** Start Data **

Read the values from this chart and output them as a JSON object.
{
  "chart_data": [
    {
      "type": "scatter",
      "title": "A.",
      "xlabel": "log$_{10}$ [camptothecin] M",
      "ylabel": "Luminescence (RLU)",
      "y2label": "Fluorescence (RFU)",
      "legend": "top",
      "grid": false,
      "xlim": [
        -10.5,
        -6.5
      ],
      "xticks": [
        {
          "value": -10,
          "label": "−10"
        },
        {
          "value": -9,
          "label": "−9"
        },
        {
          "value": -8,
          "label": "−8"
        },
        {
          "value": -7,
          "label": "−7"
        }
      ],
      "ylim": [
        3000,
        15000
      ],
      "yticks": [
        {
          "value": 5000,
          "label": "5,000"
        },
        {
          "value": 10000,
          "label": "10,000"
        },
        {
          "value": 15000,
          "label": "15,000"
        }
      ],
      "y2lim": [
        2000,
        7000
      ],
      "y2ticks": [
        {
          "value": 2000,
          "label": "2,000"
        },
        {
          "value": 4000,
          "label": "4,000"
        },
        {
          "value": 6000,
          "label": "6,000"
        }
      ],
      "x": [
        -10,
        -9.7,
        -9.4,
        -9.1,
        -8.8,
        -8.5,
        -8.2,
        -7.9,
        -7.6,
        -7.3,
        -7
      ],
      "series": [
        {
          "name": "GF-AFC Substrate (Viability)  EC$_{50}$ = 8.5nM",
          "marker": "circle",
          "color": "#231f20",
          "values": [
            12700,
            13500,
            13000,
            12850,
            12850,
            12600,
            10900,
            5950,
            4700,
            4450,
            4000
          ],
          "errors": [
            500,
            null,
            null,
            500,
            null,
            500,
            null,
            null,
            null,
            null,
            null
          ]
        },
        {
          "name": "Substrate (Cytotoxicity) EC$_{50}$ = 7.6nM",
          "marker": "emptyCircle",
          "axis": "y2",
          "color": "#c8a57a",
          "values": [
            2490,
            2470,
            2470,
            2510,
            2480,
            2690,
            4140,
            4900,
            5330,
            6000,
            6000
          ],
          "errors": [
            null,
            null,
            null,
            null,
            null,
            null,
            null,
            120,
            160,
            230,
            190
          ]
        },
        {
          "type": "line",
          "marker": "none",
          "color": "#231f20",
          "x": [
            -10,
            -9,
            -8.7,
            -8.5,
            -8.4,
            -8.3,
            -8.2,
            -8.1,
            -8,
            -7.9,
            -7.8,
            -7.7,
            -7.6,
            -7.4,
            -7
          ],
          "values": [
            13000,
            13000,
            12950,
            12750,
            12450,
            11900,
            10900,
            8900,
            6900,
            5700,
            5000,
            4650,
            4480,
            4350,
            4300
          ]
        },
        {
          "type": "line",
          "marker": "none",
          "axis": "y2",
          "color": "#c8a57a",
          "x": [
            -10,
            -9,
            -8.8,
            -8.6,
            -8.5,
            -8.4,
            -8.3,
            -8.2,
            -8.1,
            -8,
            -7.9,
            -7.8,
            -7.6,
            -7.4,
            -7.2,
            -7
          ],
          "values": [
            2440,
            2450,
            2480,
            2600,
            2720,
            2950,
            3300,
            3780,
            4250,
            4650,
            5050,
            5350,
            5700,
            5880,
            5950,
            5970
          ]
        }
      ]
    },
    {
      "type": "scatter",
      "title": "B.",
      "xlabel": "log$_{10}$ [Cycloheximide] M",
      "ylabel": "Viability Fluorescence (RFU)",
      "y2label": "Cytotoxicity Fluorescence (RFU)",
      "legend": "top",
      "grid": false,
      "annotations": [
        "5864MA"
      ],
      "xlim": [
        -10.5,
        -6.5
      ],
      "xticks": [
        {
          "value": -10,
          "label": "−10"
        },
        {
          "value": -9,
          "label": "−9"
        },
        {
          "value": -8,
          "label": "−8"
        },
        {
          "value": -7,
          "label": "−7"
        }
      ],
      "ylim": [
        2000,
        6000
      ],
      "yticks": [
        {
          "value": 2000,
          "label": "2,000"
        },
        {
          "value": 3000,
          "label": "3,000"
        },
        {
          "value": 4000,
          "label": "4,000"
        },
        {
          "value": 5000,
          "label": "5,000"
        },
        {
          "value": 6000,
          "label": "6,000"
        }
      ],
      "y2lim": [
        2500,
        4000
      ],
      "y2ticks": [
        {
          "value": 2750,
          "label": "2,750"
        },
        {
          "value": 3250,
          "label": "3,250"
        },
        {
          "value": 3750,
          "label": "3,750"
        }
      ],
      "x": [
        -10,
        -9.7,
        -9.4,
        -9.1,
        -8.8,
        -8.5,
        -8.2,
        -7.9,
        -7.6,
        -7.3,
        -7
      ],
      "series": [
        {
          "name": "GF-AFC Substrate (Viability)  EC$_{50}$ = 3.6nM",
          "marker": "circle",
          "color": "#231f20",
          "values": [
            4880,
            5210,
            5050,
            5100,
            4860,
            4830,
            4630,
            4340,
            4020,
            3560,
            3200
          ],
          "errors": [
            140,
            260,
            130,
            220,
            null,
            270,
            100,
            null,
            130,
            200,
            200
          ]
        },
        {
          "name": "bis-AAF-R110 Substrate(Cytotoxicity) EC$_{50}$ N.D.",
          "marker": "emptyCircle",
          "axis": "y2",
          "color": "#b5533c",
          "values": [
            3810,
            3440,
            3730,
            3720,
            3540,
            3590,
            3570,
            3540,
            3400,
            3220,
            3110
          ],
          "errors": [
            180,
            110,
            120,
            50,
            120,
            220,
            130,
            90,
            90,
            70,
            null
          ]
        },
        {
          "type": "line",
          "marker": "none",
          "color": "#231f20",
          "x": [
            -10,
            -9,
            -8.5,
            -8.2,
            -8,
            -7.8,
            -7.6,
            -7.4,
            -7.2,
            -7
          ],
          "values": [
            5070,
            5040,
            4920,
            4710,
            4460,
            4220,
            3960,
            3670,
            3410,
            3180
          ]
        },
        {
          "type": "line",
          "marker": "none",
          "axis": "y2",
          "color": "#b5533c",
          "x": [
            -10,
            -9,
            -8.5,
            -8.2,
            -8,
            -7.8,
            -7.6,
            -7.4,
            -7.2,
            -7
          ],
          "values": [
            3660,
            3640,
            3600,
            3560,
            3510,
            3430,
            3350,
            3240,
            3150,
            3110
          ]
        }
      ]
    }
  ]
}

** End Data **

Restate the whole listing exactly.

Read the values from this chart and output them as a JSON object.
{
  "chart_data": [
    {
      "type": "scatter",
      "title": "A.",
      "xlabel": "log$_{10}$ [camptothecin] M",
      "ylabel": "Luminescence (RLU)",
      "y2label": "Fluorescence (RFU)",
      "legend": "top",
      "grid": false,
      "xlim": [
        -10.5,
        -6.5
      ],
      "xticks": [
        {
          "value": -10,
          "label": "−10"
        },
        {
          "value": -9,
          "label": "−9"
        },
        {
          "value": -8,
          "label": "−8"
        },
        {
          "value": -7,
          "label": "−7"
        }
      ],
      "ylim": [
        3000,
        15000
      ],
      "yticks": [
        {
          "value": 5000,
          "label": "5,000"
        },
        {
          "value": 10000,
          "label": "10,000"
        },
        {
          "value": 15000,
          "label": "15,000"
        }
      ],
      "y2lim": [
        2000,
        7000
      ],
      "y2ticks": [
        {
          "value": 2000,
          "label": "2,000"
        },
        {
          "value": 4000,
          "label": "4,000"
        },
        {
          "value": 6000,
          "label": "6,000"
        }
      ],
      "x": [
        -10,
        -9.7,
        -9.4,
        -9.1,
        -8.8,
        -8.5,
        -8.2,
        -7.9,
        -7.6,
        -7.3,
        -7
      ],
      "series": [
        {
          "name": "GF-AFC Substrate (Viability)  EC$_{50}$ = 8.5nM",
          "marker": "circle",
          "color": "#231f20",
          "values": [
            12700,
            13500,
            13000,
            12850,
            12850,
            12600,
            10900,
            5950,
            4700,
            4450,
            4000
          ],
          "errors": [
            500,
            null,
            null,
            500,
            null,
            500,
            null,
            null,
            null,
            null,
            null
          ]
        },
        {
          "name": "Substrate (Cytotoxicity) EC$_{50}$ = 7.6nM",
          "marker": "emptyCircle",
          "axis": "y2",
          "color": "#c8a57a",
          "values": [
            2490,
            2470,
            2470,
            2510,
            2480,
            2690,
            4140,
            4900,
            5330,
            6000,
            6000
          ],
          "errors": [
            null,
            null,
            null,
            null,
            null,
            null,
            null,
            120,
            160,
            230,
            190
          ]
        },
        {
          "type": "line",
          "marker": "none",
          "color": "#231f20",
          "x": [
            -10,
            -9,
            -8.7,
            -8.5,
            -8.4,
            -8.3,
            -8.2,
            -8.1,
            -8,
            -7.9,
            -7.8,
            -7.7,
            -7.6,
            -7.4,
            -7
          ],
          "values": [
            13000,
            13000,
            12950,
            12750,
            12450,
            11900,
            10900,
            8900,
            6900,
            5700,
            5000,
            4650,
            4480,
            4350,
            4300
          ]
        },
        {
          "type": "line",
          "marker": "none",
          "axis": "y2",
          "color": "#c8a57a",
          "x": [
            -10,
            -9,
            -8.8,
            -8.6,
            -8.5,
            -8.4,
            -8.3,
            -8.2,
            -8.1,
            -8,
            -7.9,
            -7.8,
            -7.6,
            -7.4,
            -7.2,
            -7
          ],
          "values": [
            2440,
            2450,
            2480,
            2600,
            2720,
            2950,
            3300,
            3780,
            4250,
            4650,
            5050,
            5350,
            5700,
            5880,
            5950,
            5970
          ]
        }
      ]
    },
    {
      "type": "scatter",
      "title": "B.",
      "xlabel": "log$_{10}$ [Cycloheximide] M",
      "ylabel": "Viability Fluorescence (RFU)",
      "y2label": "Cytotoxicity Fluorescence (RFU)",
      "legend": "top",
      "grid": false,
      "annotations": [
        "5864MA"
      ],
      "xlim": [
        -10.5,
        -6.5
      ],
      "xticks": [
        {
          "value": -10,
          "label": "−10"
        },
        {
          "value": -9,
          "label": "−9"
        },
        {
          "value": -8,
          "label": "−8"
        },
        {
          "value": -7,
          "label": "−7"
        }
      ],
      "ylim": [
        2000,
        6000
      ],
      "yticks": [
        {
          "value": 2000,
          "label": "2,000"
        },
        {
          "value": 3000,
          "label": "3,000"
        },
        {
          "value": 4000,
          "label": "4,000"
        },
        {
          "value": 5000,
          "label": "5,000"
        },
        {
          "value": 6000,
          "label": "6,000"
        }
      ],
      "y2lim": [
        2500,
        4000
      ],
      "y2ticks": [
        {
          "value": 2750,
          "label": "2,750"
        },
        {
          "value": 3250,
          "label": "3,250"
        },
        {
          "value": 3750,
          "label": "3,750"
        }
      ],
      "x": [
        -10,
        -9.7,
        -9.4,
        -9.1,
        -8.8,
        -8.5,
        -8.2,
        -7.9,
        -7.6,
        -7.3,
        -7
      ],
      "series": [
        {
          "name": "GF-AFC Substrate (Viability)  EC$_{50}$ = 3.6nM",
          "marker": "circle",
          "color": "#231f20",
          "values": [
            4880,
            5210,
            5050,
            5100,
            4860,
            4830,
            4630,
            4340,
            4020,
            3560,
            3200
          ],
          "errors": [
            140,
            260,
            130,
            220,
            null,
            270,
            100,
            null,
            130,
            200,
            200
          ]
        },
        {
          "name": "bis-AAF-R110 Substrate(Cytotoxicity) EC$_{50}$ N.D.",
          "marker": "emptyCircle",
          "axis": "y2",
          "color": "#b5533c",
          "values": [
            3810,
            3440,
            3730,
            3720,
            3540,
            3590,
            3570,
            3540,
            3400,
            3220,
            3110
          ],
          "errors": [
            180,
            110,
            120,
            50,
            120,
            220,
            130,
            90,
            90,
            70,
            null
          ]
        },
        {
          "type": "line",
          "marker": "none",
          "color": "#231f20",
          "x": [
            -10,
            -9,
            -8.5,
            -8.2,
            -8,
            -7.8,
            -7.6,
            -7.4,
            -7.2,
            -7
          ],
          "values": [
            5070,
            5040,
            4920,
            4710,
            4460,
            4220,
            3960,
            3670,
            3410,
            3180
          ]
        },
        {
          "type": "line",
          "marker": "none",
          "axis": "y2",
          "color": "#b5533c",
          "x": [
            -10,
            -9,
            -8.5,
            -8.2,
            -8,
            -7.8,
            -7.6,
            -7.4,
            -7.2,
            -7
          ],
          "values": [
            3660,
            3640,
            3600,
            3560,
            3510,
            3430,
            3350,
            3240,
            3150,
            3110
          ]
        }
      ]
    }
  ]
}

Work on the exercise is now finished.